GIVEN REQUEST: Retype the complete listing exactly as it appears.
************
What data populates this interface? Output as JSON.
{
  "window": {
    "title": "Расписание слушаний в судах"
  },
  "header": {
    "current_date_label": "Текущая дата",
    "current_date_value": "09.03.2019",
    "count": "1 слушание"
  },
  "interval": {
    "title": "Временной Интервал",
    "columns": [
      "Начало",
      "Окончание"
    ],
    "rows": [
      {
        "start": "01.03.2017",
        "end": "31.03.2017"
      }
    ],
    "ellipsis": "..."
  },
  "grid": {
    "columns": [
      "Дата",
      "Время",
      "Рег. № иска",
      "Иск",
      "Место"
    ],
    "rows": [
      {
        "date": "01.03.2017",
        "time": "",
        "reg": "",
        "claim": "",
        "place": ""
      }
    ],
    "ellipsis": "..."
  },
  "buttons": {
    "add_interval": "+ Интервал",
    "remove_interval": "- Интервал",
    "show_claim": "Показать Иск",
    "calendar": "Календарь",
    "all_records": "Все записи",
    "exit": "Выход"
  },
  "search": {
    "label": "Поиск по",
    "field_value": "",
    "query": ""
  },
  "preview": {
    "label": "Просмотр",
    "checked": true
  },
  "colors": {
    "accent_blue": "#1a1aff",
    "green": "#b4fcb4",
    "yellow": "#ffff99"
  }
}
************
EXPECTED ANSWER:
What data populates this interface? Output as JSON.
{
  "window": {
    "title": "Расписание слушаний в судах"
  },
  "header": {
    "current_date_label": "Текущая дата",
    "current_date_value": "09.03.2019",
    "count": "1 слушание"
  },
  "interval": {
    "title": "Временной Интервал",
    "columns": [
      "Начало",
      "Окончание"
    ],
    "rows": [
      {
        "start": "01.03.2017",
        "end": "31.03.2017"
      }
    ],
    "ellipsis": "..."
  },
  "grid": {
    "columns": [
      "Дата",
      "Время",
      "Рег. № иска",
      "Иск",
      "Место"
    ],
    "rows": [
      {
        "date": "01.03.2017",
        "time": "",
        "reg": "",
        "claim": "",
        "place": ""
      }
    ],
    "ellipsis": "..."
  },
  "buttons": {
    "add_interval": "+ Интервал",
    "remove_interval": "- Интервал",
    "show_claim": "Показать Иск",
    "calendar": "Календарь",
    "all_records": "Все записи",
    "exit": "Выход"
  },
  "search": {
    "label": "Поиск по",
    "field_value": "",
    "query": ""
  },
  "preview": {
    "label": "Просмотр",
    "checked": true
  },
  "colors": {
    "accent_blue": "#1a1aff",
    "green": "#b4fcb4",
    "yellow": "#ffff99"
  }
}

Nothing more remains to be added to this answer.